(Source text Opens)

04-08-2004, 10:46 AM
I just watched the firt part of Sportscenter on ESPN. They led off with the Bonds/Clemens game followed by the Reds /Cubs game. Or was that the Giants/Astros game? They weren't too clear about that. That show is so about hype I can rarely watch it anymore, unless there is a specific highlight I want to see. I just found this. I like it.

THE DOWNFALL OF SPORTSCENTER



Paragraphs and Punctuation
by Kwon
Krimilian Columnist
E-mail Kwon



March 19, 2003



The ESPN network has totally changed the way sports in America are covered (showing slam dunks), highlighted (lots of slam dunks), and even played (the slam dunk). Arguments whether or not this is good or bad can go on without
end – but I think the world is a lot better off with 24 hour a day sports coverage than without it. One major drawback (of the 24 hour a day coverage) is that often times in sports there is nothing to talk about it – and the media must make up meaningless controversy to fill in (see the Daily Krimilian's Four Levels of Sports News) . ESPN is very good at this controversy and has effectively turned their cash cow – the Sportscenter show – into complete and utter trash.

Sportscenter is horrible. I can’t even get through an entire segment nowadays. It is just atrocious. Why you may ask? Here’s ten reasons why Sportscenter sucks my balls.

1. The hour long format. The hour long format pretty much ruined the show and is the basis for the other nine things on this list. This was the beginning of the end – the half-hour show had like 21 minutes of highlights and 2 minutes of analysis. If you wanted to see if your team won last night – you only had to wait through a maximum half-hour to find out. Back then, they couldn’t even cover all the highlights, they always ended up showing like two scores of games with no highlights – which I still find refreshing – it made you appreciate the highlights even more. I don’t’ know about you – But I honestly don’t
need highlights of Aubrey Huff or Chauncey Billups everyday. Plus – who can watch an hour of television in the morning? Cmon! HALF HOUR! Half HOUR! Jerk STORE’s the line! JERK STORE!

2. Taboo? They have so little info to fill up the hour long Sportscenter – that they now play Taboo with athletes. Whats next? – Rich Eisen and Kenny Mayne playing a game of Sorry with Ray Jackson and Jimmy King?
What they hell happened to those guys by the way?

(Source text Closes)
(Given data Opens)

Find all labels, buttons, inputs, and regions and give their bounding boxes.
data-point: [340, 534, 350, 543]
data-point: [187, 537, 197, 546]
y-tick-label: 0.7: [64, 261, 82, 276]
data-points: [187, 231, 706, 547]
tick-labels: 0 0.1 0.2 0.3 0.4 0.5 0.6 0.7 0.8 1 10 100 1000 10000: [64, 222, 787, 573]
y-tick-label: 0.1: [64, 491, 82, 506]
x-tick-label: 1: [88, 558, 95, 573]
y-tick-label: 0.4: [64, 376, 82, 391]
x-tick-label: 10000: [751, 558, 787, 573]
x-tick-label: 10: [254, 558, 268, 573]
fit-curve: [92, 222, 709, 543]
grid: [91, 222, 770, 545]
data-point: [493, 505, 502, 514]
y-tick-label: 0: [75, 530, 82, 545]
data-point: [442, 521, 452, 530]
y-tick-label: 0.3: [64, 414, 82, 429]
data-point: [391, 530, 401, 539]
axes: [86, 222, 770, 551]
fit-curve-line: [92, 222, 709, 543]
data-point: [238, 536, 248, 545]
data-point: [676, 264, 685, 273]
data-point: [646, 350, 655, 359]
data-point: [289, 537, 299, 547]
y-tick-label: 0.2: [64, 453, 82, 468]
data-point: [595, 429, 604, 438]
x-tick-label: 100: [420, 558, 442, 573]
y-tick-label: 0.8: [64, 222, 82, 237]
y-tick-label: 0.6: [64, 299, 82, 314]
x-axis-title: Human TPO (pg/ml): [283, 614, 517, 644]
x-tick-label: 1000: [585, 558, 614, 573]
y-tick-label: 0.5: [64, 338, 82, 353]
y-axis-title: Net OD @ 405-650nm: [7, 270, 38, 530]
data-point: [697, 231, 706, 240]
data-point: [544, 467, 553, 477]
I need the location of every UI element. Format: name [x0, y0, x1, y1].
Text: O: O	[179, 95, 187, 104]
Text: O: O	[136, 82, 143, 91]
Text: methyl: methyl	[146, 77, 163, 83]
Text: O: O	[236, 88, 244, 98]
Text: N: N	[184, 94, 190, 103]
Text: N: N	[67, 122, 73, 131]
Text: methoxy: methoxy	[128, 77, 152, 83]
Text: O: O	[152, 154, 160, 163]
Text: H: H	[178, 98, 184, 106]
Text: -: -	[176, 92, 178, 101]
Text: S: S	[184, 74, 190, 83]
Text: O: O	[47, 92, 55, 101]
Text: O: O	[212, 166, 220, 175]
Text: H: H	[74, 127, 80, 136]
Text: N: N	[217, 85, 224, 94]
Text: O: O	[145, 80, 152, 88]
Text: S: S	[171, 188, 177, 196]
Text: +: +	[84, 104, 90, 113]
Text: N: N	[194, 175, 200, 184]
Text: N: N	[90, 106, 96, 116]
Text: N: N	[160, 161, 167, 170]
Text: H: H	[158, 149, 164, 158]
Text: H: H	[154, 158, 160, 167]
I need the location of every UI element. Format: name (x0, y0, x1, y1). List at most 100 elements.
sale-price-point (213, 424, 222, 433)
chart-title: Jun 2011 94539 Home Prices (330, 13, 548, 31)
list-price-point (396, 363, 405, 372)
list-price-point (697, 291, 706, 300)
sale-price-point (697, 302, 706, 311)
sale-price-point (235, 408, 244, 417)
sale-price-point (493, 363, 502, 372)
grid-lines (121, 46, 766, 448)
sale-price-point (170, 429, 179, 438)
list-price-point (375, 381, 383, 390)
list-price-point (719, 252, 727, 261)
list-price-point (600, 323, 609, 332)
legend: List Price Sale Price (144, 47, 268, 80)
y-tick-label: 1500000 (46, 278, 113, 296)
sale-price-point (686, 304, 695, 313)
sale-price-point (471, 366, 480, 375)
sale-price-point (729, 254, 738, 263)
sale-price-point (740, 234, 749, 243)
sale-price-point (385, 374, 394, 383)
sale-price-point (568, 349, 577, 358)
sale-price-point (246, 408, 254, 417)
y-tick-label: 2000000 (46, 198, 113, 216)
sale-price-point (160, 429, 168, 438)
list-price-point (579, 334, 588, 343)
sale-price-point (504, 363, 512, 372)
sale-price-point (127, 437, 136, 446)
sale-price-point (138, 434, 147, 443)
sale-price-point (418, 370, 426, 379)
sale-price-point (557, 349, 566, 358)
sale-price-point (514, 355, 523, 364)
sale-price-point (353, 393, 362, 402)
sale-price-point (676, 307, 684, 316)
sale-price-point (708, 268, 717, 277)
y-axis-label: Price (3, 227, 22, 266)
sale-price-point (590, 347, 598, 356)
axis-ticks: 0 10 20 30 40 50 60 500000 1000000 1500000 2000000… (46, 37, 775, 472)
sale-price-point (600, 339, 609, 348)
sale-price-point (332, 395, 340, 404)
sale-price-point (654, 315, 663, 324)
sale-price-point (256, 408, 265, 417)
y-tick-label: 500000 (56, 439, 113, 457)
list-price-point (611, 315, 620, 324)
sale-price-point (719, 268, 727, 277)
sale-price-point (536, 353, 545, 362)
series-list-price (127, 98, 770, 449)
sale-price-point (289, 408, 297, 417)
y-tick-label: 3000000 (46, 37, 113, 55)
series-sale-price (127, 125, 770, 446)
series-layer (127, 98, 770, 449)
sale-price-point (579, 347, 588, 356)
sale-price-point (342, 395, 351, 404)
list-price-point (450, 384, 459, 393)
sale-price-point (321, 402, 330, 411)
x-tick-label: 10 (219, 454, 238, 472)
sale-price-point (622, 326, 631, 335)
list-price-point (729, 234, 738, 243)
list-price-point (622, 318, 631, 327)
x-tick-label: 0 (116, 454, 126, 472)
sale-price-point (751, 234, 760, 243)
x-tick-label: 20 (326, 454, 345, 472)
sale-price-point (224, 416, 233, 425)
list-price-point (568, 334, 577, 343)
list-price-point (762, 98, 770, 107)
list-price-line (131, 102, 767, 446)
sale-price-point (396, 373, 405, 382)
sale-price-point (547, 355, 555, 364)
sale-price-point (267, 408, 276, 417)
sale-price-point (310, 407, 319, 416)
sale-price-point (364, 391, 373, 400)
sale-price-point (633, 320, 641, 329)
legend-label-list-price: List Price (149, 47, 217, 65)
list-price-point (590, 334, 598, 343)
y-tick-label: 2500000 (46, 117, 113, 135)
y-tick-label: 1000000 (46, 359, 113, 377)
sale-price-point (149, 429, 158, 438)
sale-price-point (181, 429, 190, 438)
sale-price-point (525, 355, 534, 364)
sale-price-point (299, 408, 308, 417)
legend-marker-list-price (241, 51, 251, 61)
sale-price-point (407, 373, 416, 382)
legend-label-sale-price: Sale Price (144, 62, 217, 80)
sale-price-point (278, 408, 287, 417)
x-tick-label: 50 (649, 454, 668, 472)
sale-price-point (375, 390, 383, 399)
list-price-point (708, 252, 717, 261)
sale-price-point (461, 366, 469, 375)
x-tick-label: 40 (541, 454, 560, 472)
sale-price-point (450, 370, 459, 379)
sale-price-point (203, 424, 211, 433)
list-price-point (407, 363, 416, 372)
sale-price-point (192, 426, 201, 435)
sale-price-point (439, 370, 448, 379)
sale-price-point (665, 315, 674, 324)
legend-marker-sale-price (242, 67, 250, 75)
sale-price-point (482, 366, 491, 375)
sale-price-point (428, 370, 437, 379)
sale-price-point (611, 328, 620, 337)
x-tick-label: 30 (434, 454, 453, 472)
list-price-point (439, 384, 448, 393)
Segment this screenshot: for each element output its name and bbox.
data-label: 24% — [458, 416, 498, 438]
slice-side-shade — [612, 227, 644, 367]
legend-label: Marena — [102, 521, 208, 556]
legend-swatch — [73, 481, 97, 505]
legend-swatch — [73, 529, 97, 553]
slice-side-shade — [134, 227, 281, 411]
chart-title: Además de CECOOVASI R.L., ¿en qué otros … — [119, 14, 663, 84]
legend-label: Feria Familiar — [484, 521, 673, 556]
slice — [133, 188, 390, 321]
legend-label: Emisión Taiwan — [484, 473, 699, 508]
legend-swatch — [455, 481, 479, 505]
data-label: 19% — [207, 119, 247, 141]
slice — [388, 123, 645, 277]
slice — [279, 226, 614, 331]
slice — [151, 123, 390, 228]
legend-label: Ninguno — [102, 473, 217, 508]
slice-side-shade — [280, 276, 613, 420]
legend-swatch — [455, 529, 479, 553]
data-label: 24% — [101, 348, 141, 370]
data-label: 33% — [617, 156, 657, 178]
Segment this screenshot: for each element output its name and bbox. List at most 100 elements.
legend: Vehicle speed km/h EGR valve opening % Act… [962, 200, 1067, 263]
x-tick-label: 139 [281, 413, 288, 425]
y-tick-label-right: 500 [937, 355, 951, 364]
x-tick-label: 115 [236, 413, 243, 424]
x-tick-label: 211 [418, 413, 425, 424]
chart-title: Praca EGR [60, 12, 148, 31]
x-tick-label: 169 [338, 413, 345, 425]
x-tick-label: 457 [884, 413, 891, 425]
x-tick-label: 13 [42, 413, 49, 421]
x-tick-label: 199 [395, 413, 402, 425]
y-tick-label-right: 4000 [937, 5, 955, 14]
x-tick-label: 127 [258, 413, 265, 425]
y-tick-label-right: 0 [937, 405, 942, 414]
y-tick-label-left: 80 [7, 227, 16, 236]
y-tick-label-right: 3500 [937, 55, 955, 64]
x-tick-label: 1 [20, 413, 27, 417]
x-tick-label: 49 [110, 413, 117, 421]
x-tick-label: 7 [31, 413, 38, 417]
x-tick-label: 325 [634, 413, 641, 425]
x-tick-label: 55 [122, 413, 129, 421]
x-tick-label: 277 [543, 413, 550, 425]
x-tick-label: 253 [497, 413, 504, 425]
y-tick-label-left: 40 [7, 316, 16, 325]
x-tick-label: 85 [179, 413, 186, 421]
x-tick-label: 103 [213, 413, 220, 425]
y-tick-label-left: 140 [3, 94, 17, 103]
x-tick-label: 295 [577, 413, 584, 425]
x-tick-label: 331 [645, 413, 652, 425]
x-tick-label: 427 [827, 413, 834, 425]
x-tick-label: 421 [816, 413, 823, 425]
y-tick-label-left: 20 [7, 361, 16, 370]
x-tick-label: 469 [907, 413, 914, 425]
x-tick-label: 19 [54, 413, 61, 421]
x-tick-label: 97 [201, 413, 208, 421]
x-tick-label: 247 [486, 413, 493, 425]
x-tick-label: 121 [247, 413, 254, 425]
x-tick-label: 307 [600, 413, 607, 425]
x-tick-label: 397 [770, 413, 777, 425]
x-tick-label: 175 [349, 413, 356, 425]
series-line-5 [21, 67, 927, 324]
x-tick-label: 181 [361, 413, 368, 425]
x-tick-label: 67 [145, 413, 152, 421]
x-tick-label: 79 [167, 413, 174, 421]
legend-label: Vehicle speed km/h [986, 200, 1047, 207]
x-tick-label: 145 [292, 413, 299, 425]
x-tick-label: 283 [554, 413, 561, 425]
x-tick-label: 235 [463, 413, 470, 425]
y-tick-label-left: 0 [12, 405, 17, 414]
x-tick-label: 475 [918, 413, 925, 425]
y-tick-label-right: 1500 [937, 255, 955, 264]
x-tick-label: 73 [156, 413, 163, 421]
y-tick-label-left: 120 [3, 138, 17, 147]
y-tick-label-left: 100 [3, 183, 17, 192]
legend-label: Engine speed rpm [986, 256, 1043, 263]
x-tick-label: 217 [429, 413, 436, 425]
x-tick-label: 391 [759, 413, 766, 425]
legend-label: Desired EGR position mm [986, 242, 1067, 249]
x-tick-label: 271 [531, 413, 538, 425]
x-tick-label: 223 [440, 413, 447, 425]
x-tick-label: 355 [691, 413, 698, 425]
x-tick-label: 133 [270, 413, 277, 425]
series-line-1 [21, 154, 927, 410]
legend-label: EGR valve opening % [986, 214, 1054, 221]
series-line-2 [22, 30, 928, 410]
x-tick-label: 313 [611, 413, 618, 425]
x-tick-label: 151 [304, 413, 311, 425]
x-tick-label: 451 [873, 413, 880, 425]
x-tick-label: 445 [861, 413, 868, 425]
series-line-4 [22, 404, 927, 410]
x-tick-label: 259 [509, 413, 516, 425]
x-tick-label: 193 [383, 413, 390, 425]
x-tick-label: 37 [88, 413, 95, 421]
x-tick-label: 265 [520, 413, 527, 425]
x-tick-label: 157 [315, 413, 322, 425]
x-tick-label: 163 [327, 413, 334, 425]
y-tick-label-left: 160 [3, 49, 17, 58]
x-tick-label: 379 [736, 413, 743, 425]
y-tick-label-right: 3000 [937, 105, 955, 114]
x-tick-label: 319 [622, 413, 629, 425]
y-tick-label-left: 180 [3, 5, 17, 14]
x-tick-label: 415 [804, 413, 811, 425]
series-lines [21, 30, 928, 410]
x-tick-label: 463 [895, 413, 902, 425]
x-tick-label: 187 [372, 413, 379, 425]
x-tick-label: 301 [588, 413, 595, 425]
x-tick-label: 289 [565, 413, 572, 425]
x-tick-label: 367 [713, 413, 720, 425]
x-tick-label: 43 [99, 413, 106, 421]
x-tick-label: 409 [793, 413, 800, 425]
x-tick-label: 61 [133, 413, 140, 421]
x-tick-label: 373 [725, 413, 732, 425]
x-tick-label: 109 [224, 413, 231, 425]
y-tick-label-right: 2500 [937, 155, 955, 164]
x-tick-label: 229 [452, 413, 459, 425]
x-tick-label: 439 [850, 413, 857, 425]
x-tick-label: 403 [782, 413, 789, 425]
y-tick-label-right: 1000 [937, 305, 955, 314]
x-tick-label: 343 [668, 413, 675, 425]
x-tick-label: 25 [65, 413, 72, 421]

(Given data Closes)

= Questions to answer =
**1)** In the Sportscenter column, why does the show now play Taboo with athletes? Answer in one to three sentences.
**2)** Do these statements agree with the Sportscenter column? Answer yes or no for each, and quote the deciding words.
(a) The column is dated March 19, 2003.
(b) The writer thinks the world would be better off without 24-hour sports coverage.
(c) The half-hour show had about 21 minutes of highlights.
**3)** Please rewrite the paragraph of the Sportscenter column that begins "The ESPN network has totally changed" more briefly, keeping its main facts.

= Results of the exercise =
**1)** The column says the show has so little information to fill the hour-long Sportscenter that it now plays Taboo with athletes.

**2)**
(a) Yes: "March 19, 2003"
(b) No: "I think the world is a lot better off with 24 hour a day sports coverage than without it"
(c) Yes: "the half-hour show had like 21 minutes of highlights and 2 minutes of analysis"

**3)** ESPN has changed how sports in America are covered, highlighted and played, mostly through the slam dunk. People can argue endlessly about whether that is good or bad, but the writer believes the world is better off with 24-hour sports coverage. Its major drawback is that there is often nothing to talk about, so the media must invent meaningless controversy. ESPN is very good at this and has turned its cash cow, Sportscenter, into complete trash.